All entries must be repeated exactly; do not include the pictures.

>> Begin Extracted material

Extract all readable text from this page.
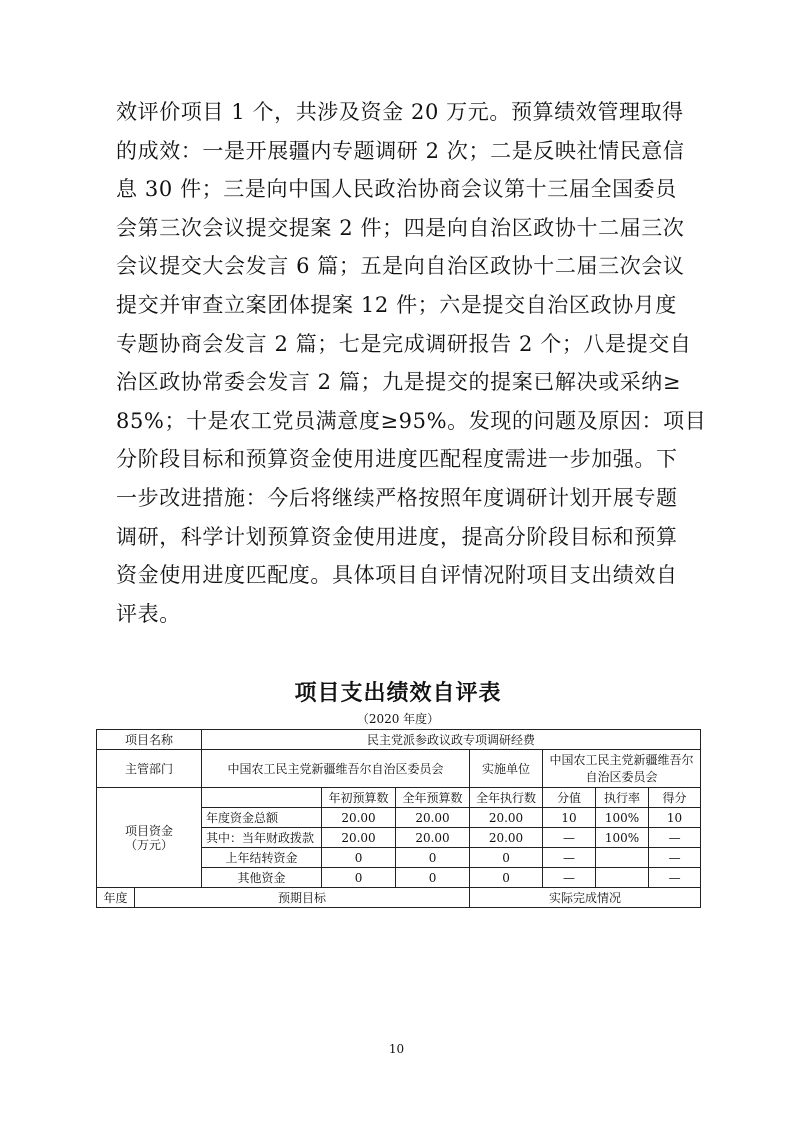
效评价项目 1 个，共涉及资金 20 万元。预算绩效管理取得
的成效：一是开展疆内专题调研 2 次；二是反映社情民意信
息 30 件；三是向中国人民政治协商会议第十三届全国委员
会第三次会议提交提案 2 件；四是向自治区政协十二届三次
会议提交大会发言 6 篇；五是向自治区政协十二届三次会议
提交并审查立案团体提案 12 件；六是提交自治区政协月度
专题协商会发言 2 篇；七是完成调研报告 2 个；八是提交自
治区政协常委会发言 2 篇；九是提交的提案已解决或采纳≥
85%；十是农工党员满意度≥95%。发现的问题及原因：项目
分阶段目标和预算资金使用进度匹配程度需进一步加强。下
一步改进措施：今后将继续严格按照年度调研计划开展专题
调研，科学计划预算资金使用进度，提高分阶段目标和预算
资金使用进度匹配度。具体项目自评情况附项目支出绩效自
评表。
项目支出绩效自评表
（2020 年度）
项目名称		民主党派参政议政专项调研经费						
主管部门		中国农工民主党新疆维吾尔自治区委员会			实施单位	中国农工民主党新疆维吾尔自治区委员会		
项目资金
（万元）			年初预算数	全年预算数	全年执行数	分值	执行率	得分
		年度资金总额	20.00	20.00	20.00	10	100%	10
		其中：当年财政拨款	20.00	20.00	20.00	—	100%	—
		上年结转资金	0	0	0	—		—
		其他资金	0	0	0	—		—
年度	预期目标				实际完成情况			
10
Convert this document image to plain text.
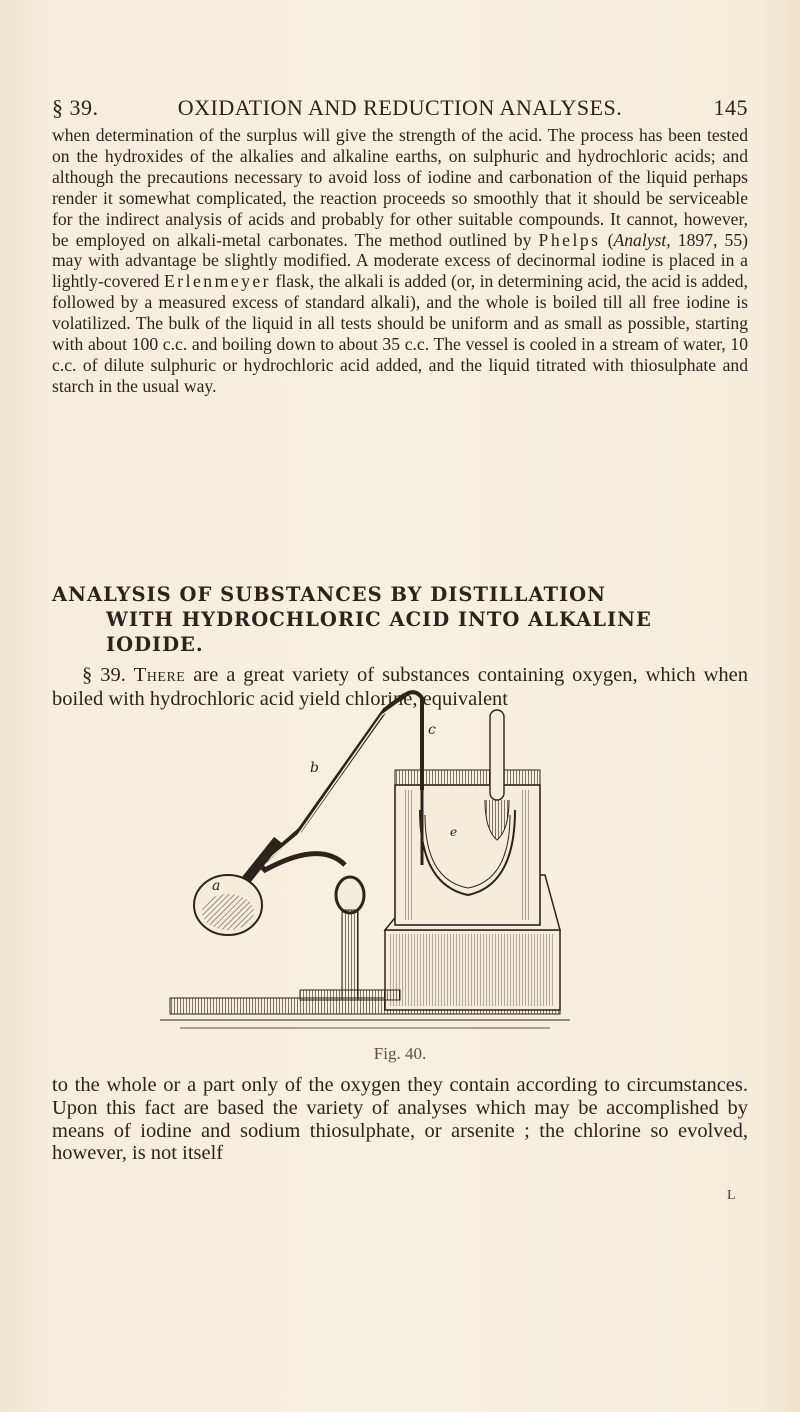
§ 39.	OXIDATION AND REDUCTION ANALYSES.	145

when determination of the surplus will give the strength of the acid. The process has been tested on the hydroxides of the alkalies and alkaline earths, on sulphuric and hydrochloric acids; and although the precautions necessary to avoid loss of iodine and carbonation of the liquid perhaps render it somewhat complicated, the reaction proceeds so smoothly that it should be serviceable for the indirect analysis of acids and probably for other suitable compounds. It cannot, however, be employed on alkali-metal carbonates. The method outlined by Phelps (Analyst, 1897, 55) may with advantage be slightly modified. A moderate excess of decinormal iodine is placed in a lightly-covered Erlenmeyer flask, the alkali is added (or, in determining acid, the acid is added, followed by a measured excess of standard alkali), and the whole is boiled till all free iodine is volatilized. The bulk of the liquid in all tests should be uniform and as small as possible, starting with about 100 c.c. and boiling down to about 35 c.c. The vessel is cooled in a stream of water, 10 c.c. of dilute sulphuric or hydrochloric acid added, and the liquid titrated with thiosulphate and starch in the usual way.

ANALYSIS OF SUBSTANCES BY DISTILLATION

WITH HYDROCHLORIC ACID INTO ALKALINE
IODIDE.
§ 39. There are a great variety of substances containing oxygen, which when boiled with hydrochloric acid yield chlorine, equivalent
a
b
c
e
Fig. 40.
to the whole or a part only of the oxygen they contain according to circumstances. Upon this fact are based the variety of analyses which may be accomplished by means of iodine and sodium thiosulphate, or arsenite ; the chlorine so evolved, however, is not itself
L
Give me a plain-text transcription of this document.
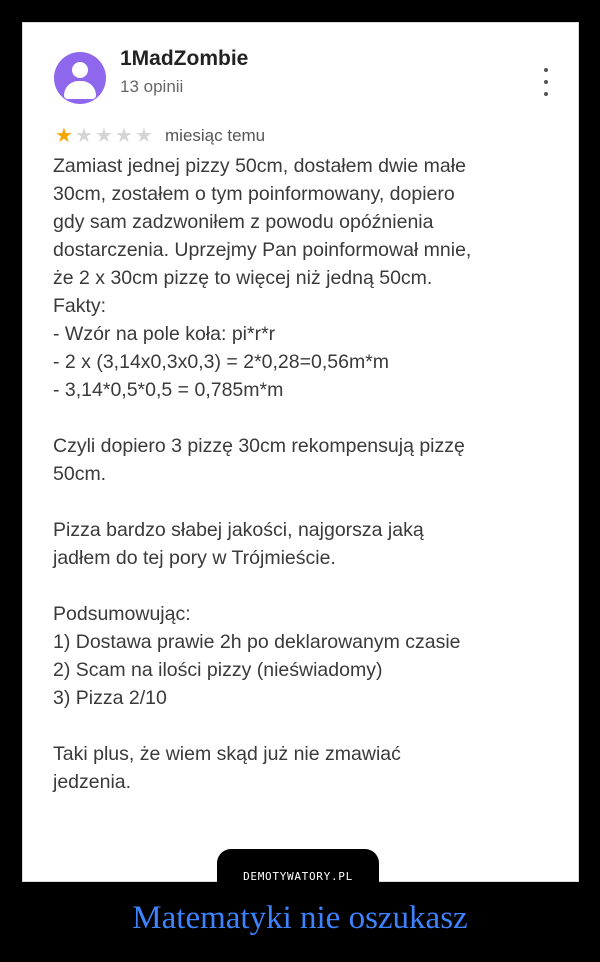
1MadZombie
13 opinii
★ ★ ★ ★ ★ miesiąc temu
Zamiast jednej pizzy 50cm, dostałem dwie małe
30cm, zostałem o tym poinformowany, dopiero
gdy sam zadzwoniłem z powodu opóźnienia
dostarczenia. Uprzejmy Pan poinformował mnie,
że 2 x 30cm pizzę to więcej niż jedną 50cm.
Fakty:
- Wzór na pole koła: pi*r*r
- 2 x (3,14x0,3x0,3) = 2*0,28=0,56m*m
- 3,14*0,5*0,5 = 0,785m*m
Czyli dopiero 3 pizzę 30cm rekompensują pizzę
50cm.
Pizza bardzo słabej jakości, najgorsza jaką
jadłem do tej pory w Trójmieście.
Podsumowując:
1) Dostawa prawie 2h po deklarowanym czasie
2) Scam na ilości pizzy (nieświadomy)
3) Pizza 2/10
Taki plus, że wiem skąd już nie zmawiać
jedzenia.
DEMOTYWATORY.PL
Matematyki nie oszukasz
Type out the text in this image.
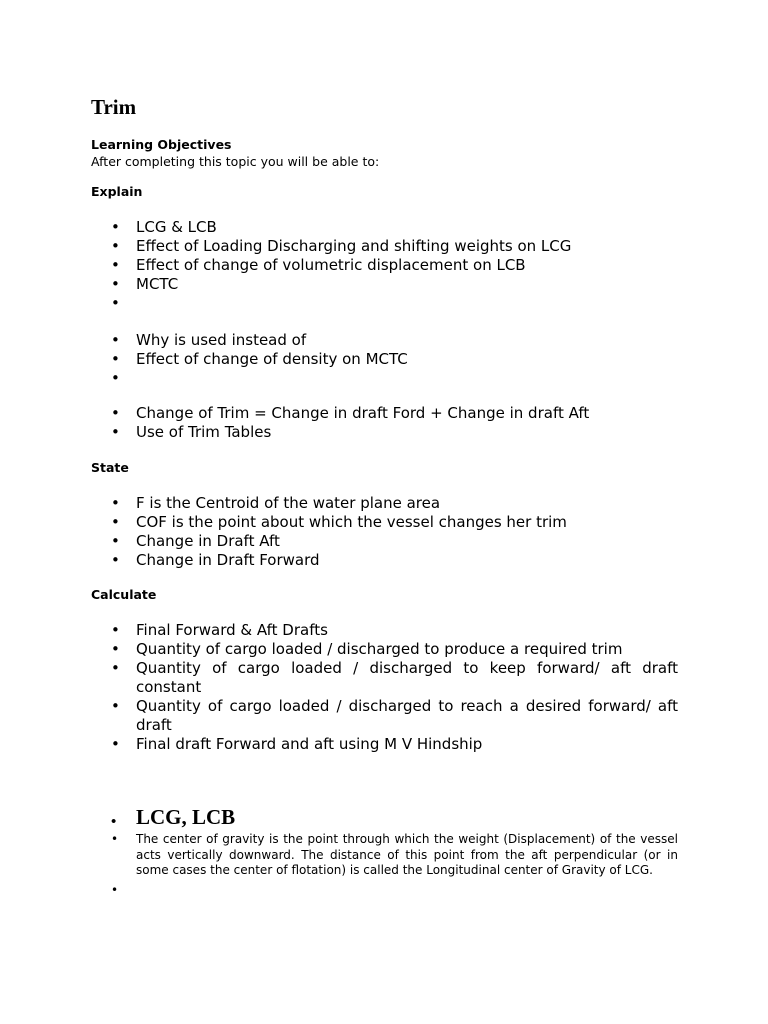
Trim

Learning Objectives

After completing this topic you will be able to:

Explain

• LCG & LCB
• Effect of Loading Discharging and shifting weights on LCG
• Effect of change of volumetric displacement on LCB
• MCTC
•
• Why is used instead of
• Effect of change of density on MCTC
•
• Change of Trim = Change in draft Ford + Change in draft Aft
• Use of Trim Tables

State

• F is the Centroid of the water plane area
• COF is the point about which the vessel changes her trim
• Change in Draft Aft
• Change in Draft Forward

Calculate

• Final Forward & Aft Drafts
• Quantity of cargo loaded / discharged to produce a required trim
• Quantity of cargo loaded / discharged to keep forward/ aft draft constant
• Quantity of cargo loaded / discharged to reach a desired forward/ aft draft
• Final draft Forward and aft using M V Hindship
• LCG, LCB
• The center of gravity is the point through which the weight (Displacement) of the vessel acts vertically downward. The distance of this point from the aft perpendicular (or in some cases the center of flotation) is called the Longitudinal center of Gravity of LCG.
•
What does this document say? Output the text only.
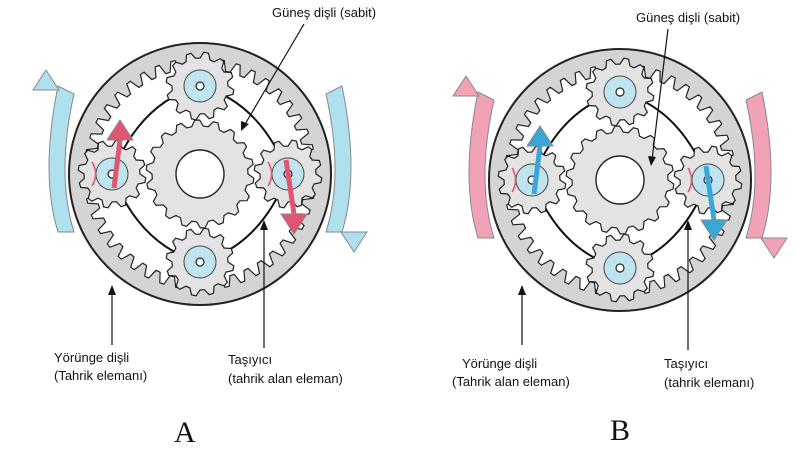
Güneş dişli (sabit)
Yörünge dişli
(Tahrik elemanı)
Taşıyıcı
(tahrik alan eleman)
A
Güneş dişli (sabit)
Yörünge dişli
(Tahrik alan eleman)
Taşıyıcı
(tahrik elemanı)
B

>> End Extracted material

_Response for this exercise_:
Extract all readable text from this page.
效评价项目 1 个，共涉及资金 20 万元。预算绩效管理取得
的成效：一是开展疆内专题调研 2 次；二是反映社情民意信
息 30 件；三是向中国人民政治协商会议第十三届全国委员
会第三次会议提交提案 2 件；四是向自治区政协十二届三次
会议提交大会发言 6 篇；五是向自治区政协十二届三次会议
提交并审查立案团体提案 12 件；六是提交自治区政协月度
专题协商会发言 2 篇；七是完成调研报告 2 个；八是提交自
治区政协常委会发言 2 篇；九是提交的提案已解决或采纳≥
85%；十是农工党员满意度≥95%。发现的问题及原因：项目
分阶段目标和预算资金使用进度匹配程度需进一步加强。下
一步改进措施：今后将继续严格按照年度调研计划开展专题
调研，科学计划预算资金使用进度，提高分阶段目标和预算
资金使用进度匹配度。具体项目自评情况附项目支出绩效自
评表。
项目支出绩效自评表
（2020 年度）
项目名称		民主党派参政议政专项调研经费						
主管部门		中国农工民主党新疆维吾尔自治区委员会			实施单位	中国农工民主党新疆维吾尔自治区委员会		
项目资金
（万元）			年初预算数	全年预算数	全年执行数	分值	执行率	得分
		年度资金总额	20.00	20.00	20.00	10	100%	10
		其中：当年财政拨款	20.00	20.00	20.00	—	100%	—
		上年结转资金	0	0	0	—		—
		其他资金	0	0	0	—		—
年度	预期目标				实际完成情况			
10
Convert this document image to plain text.
§ 39.	OXIDATION AND REDUCTION ANALYSES.	145

when determination of the surplus will give the strength of the acid. The process has been tested on the hydroxides of the alkalies and alkaline earths, on sulphuric and hydrochloric acids; and although the precautions necessary to avoid loss of iodine and carbonation of the liquid perhaps render it somewhat complicated, the reaction proceeds so smoothly that it should be serviceable for the indirect analysis of acids and probably for other suitable compounds. It cannot, however, be employed on alkali-metal carbonates. The method outlined by Phelps (Analyst, 1897, 55) may with advantage be slightly modified. A moderate excess of decinormal iodine is placed in a lightly-covered Erlenmeyer flask, the alkali is added (or, in determining acid, the acid is added, followed by a measured excess of standard alkali), and the whole is boiled till all free iodine is volatilized. The bulk of the liquid in all tests should be uniform and as small as possible, starting with about 100 c.c. and boiling down to about 35 c.c. The vessel is cooled in a stream of water, 10 c.c. of dilute sulphuric or hydrochloric acid added, and the liquid titrated with thiosulphate and starch in the usual way.

ANALYSIS OF SUBSTANCES BY DISTILLATION

WITH HYDROCHLORIC ACID INTO ALKALINE
IODIDE.
§ 39. There are a great variety of substances containing oxygen, which when boiled with hydrochloric acid yield chlorine, equivalent
a
b
c
e
Fig. 40.
to the whole or a part only of the oxygen they contain according to circumstances. Upon this fact are based the variety of analyses which may be accomplished by means of iodine and sodium thiosulphate, or arsenite ; the chlorine so evolved, however, is not itself
L
Give me a plain-text transcription of this document.
1MadZombie
13 opinii
★ ★ ★ ★ ★ miesiąc temu
Zamiast jednej pizzy 50cm, dostałem dwie małe
30cm, zostałem o tym poinformowany, dopiero
gdy sam zadzwoniłem z powodu opóźnienia
dostarczenia. Uprzejmy Pan poinformował mnie,
że 2 x 30cm pizzę to więcej niż jedną 50cm.
Fakty:
- Wzór na pole koła: pi*r*r
- 2 x (3,14x0,3x0,3) = 2*0,28=0,56m*m
- 3,14*0,5*0,5 = 0,785m*m
Czyli dopiero 3 pizzę 30cm rekompensują pizzę
50cm.
Pizza bardzo słabej jakości, najgorsza jaką
jadłem do tej pory w Trójmieście.
Podsumowując:
1) Dostawa prawie 2h po deklarowanym czasie
2) Scam na ilości pizzy (nieświadomy)
3) Pizza 2/10
Taki plus, że wiem skąd już nie zmawiać
jedzenia.
DEMOTYWATORY.PL
Matematyki nie oszukasz
Type out the text in this image.
Trim

Learning Objectives

After completing this topic you will be able to:

Explain

• LCG & LCB
• Effect of Loading Discharging and shifting weights on LCG
• Effect of change of volumetric displacement on LCB
• MCTC
•
• Why is used instead of
• Effect of change of density on MCTC
•
• Change of Trim = Change in draft Ford + Change in draft Aft
• Use of Trim Tables

State

• F is the Centroid of the water plane area
• COF is the point about which the vessel changes her trim
• Change in Draft Aft
• Change in Draft Forward

Calculate

• Final Forward & Aft Drafts
• Quantity of cargo loaded / discharged to produce a required trim
• Quantity of cargo loaded / discharged to keep forward/ aft draft constant
• Quantity of cargo loaded / discharged to reach a desired forward/ aft draft
• Final draft Forward and aft using M V Hindship
• LCG, LCB
• The center of gravity is the point through which the weight (Displacement) of the vessel acts vertically downward. The distance of this point from the aft perpendicular (or in some cases the center of flotation) is called the Longitudinal center of Gravity of LCG.
•
What does this document say? Output the text only.
Güneş dişli (sabit)
Yörünge dişli
(Tahrik elemanı)
Taşıyıcı
(tahrik alan eleman)
A
Güneş dişli (sabit)
Yörünge dişli
(Tahrik alan eleman)
Taşıyıcı
(tahrik elemanı)
B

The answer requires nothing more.